**DATA LINES:**
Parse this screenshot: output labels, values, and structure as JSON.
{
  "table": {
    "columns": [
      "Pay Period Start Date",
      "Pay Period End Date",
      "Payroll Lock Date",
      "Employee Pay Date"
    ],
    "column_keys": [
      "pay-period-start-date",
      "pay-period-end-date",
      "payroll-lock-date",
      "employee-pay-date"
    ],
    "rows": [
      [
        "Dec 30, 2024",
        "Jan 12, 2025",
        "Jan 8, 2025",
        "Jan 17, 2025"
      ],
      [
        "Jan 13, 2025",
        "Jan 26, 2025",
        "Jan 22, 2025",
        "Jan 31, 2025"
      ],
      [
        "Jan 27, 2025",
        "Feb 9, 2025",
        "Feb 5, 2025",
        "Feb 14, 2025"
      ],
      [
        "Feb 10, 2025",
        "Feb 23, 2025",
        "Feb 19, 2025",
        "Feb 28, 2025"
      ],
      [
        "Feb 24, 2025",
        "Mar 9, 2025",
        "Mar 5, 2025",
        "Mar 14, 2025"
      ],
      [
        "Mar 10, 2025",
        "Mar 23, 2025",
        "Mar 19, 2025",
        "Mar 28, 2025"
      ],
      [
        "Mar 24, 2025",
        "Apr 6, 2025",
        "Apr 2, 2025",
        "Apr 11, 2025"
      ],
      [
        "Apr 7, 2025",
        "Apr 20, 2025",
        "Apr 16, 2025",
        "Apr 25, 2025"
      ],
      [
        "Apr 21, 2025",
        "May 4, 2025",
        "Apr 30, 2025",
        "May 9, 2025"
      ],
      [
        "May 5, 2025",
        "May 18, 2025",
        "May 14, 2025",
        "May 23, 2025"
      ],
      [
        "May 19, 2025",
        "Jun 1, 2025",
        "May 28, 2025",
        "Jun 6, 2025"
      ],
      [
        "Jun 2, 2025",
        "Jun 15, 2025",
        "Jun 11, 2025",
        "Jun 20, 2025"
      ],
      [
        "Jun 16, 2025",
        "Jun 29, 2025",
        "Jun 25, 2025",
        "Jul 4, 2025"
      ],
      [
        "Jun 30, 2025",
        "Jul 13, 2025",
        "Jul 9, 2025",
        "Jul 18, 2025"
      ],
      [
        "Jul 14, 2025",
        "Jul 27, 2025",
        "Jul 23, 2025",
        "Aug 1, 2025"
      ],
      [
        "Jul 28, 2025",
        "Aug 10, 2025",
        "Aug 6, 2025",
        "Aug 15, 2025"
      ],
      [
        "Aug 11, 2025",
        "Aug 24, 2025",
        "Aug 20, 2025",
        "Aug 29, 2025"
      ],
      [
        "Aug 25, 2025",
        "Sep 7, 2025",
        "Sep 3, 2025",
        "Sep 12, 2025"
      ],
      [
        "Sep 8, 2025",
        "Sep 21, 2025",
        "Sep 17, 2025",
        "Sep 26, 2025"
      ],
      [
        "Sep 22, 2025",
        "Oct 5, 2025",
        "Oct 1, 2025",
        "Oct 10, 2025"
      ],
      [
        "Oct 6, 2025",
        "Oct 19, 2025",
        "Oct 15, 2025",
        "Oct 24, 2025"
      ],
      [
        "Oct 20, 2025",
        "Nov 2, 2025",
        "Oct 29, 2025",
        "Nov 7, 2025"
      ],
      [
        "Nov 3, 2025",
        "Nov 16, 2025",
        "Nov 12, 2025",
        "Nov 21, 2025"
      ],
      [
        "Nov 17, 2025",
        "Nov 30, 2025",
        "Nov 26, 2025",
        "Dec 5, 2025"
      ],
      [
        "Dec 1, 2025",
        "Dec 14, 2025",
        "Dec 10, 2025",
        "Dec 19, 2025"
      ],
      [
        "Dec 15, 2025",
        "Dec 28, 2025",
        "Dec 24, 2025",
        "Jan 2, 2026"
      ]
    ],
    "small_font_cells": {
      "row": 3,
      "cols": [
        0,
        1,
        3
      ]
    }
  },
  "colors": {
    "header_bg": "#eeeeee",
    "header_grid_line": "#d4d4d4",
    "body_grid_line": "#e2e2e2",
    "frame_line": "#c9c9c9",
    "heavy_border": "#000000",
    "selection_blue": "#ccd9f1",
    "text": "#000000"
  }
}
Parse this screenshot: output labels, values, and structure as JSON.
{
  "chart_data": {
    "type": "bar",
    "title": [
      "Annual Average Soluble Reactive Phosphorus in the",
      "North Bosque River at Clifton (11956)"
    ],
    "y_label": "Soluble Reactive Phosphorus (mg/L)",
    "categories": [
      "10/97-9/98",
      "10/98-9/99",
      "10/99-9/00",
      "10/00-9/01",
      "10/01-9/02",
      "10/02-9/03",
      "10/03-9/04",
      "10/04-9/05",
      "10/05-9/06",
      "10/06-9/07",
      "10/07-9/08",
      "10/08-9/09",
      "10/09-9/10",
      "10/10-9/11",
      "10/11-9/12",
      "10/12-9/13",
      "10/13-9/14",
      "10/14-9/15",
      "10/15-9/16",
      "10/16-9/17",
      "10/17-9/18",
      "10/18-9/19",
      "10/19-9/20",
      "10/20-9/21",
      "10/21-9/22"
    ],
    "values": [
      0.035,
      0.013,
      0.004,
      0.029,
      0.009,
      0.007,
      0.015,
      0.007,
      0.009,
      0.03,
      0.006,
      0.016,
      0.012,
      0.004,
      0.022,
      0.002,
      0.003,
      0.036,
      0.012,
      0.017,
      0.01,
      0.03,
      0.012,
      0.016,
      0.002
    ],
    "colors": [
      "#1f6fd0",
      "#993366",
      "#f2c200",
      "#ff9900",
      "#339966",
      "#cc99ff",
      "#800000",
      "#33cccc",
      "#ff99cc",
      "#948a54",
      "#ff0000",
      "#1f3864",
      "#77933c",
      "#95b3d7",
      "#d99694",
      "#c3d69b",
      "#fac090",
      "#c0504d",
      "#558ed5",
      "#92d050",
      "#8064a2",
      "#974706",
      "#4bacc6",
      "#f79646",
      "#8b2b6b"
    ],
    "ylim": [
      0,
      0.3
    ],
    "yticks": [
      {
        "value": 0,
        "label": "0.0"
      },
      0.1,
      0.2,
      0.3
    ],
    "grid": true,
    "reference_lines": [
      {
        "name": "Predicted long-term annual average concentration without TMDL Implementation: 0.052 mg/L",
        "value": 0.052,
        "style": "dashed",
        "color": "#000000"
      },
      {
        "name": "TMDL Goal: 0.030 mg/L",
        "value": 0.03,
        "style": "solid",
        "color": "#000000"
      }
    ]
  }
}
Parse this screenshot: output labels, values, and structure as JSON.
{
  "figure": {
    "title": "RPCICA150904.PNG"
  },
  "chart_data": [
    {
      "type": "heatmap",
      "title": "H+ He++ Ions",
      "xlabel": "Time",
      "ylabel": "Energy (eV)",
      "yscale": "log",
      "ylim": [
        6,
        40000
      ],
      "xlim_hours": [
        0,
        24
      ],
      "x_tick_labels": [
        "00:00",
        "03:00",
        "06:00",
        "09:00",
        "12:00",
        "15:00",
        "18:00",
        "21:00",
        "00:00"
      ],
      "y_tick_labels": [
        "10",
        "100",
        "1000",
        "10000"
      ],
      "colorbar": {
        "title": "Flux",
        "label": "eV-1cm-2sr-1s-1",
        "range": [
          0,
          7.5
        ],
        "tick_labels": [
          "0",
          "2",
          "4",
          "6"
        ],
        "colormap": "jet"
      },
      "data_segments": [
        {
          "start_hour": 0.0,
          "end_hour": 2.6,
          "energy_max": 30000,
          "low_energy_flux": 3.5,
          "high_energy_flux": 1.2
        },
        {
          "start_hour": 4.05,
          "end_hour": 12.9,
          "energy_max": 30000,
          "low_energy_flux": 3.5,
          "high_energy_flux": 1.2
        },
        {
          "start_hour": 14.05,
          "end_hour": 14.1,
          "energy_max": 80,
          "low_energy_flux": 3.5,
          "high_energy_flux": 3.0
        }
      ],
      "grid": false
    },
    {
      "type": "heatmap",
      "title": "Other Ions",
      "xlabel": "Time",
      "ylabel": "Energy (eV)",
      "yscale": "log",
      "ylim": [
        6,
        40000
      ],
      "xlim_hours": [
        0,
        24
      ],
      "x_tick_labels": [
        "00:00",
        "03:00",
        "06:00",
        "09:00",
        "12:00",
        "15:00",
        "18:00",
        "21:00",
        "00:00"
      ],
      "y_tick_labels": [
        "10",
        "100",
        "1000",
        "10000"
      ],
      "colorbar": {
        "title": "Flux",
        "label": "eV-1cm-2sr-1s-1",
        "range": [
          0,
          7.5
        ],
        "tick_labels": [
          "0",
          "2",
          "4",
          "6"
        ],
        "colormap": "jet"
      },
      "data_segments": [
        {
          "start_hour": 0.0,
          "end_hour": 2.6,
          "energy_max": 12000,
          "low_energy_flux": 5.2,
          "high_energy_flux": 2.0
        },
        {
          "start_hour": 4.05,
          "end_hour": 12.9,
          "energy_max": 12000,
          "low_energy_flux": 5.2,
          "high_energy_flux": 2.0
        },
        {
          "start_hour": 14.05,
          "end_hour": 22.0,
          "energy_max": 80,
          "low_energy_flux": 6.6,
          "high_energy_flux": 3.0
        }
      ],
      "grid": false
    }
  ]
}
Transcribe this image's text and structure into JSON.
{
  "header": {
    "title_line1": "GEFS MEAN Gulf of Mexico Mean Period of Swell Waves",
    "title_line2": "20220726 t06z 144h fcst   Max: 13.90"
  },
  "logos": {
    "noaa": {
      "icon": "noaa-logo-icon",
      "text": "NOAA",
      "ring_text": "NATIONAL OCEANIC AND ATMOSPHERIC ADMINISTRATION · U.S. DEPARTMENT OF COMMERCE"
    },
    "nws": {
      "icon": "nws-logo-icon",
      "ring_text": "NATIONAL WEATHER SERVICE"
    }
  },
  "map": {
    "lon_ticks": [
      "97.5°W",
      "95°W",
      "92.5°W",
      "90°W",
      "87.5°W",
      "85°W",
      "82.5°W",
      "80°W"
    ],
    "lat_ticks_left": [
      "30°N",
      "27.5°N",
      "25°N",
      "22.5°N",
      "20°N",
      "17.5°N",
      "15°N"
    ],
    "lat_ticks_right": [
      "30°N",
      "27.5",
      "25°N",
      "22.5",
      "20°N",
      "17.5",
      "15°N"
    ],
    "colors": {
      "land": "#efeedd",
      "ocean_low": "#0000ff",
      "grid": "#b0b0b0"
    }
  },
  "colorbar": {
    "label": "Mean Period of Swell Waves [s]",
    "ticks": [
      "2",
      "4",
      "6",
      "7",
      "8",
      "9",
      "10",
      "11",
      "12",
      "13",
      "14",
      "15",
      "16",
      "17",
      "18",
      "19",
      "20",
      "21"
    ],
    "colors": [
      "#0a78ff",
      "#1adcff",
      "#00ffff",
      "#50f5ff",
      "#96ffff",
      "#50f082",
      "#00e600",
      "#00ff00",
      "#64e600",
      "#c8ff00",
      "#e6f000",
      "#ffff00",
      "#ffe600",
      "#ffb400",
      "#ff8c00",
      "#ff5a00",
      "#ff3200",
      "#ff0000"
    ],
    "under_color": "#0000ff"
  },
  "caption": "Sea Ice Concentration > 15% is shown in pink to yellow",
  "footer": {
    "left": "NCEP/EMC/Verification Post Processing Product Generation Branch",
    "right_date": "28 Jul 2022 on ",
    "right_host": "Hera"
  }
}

**TASK INSTRUCTIONS:** Within the data above, pick out all lines holding the word "name".

**TASK OUTPUT:**
        "name": "Predicted long-term annual average concentration without TMDL Implementation: 0.052 mg/L",
        "name": "TMDL Goal: 0.030 mg/L",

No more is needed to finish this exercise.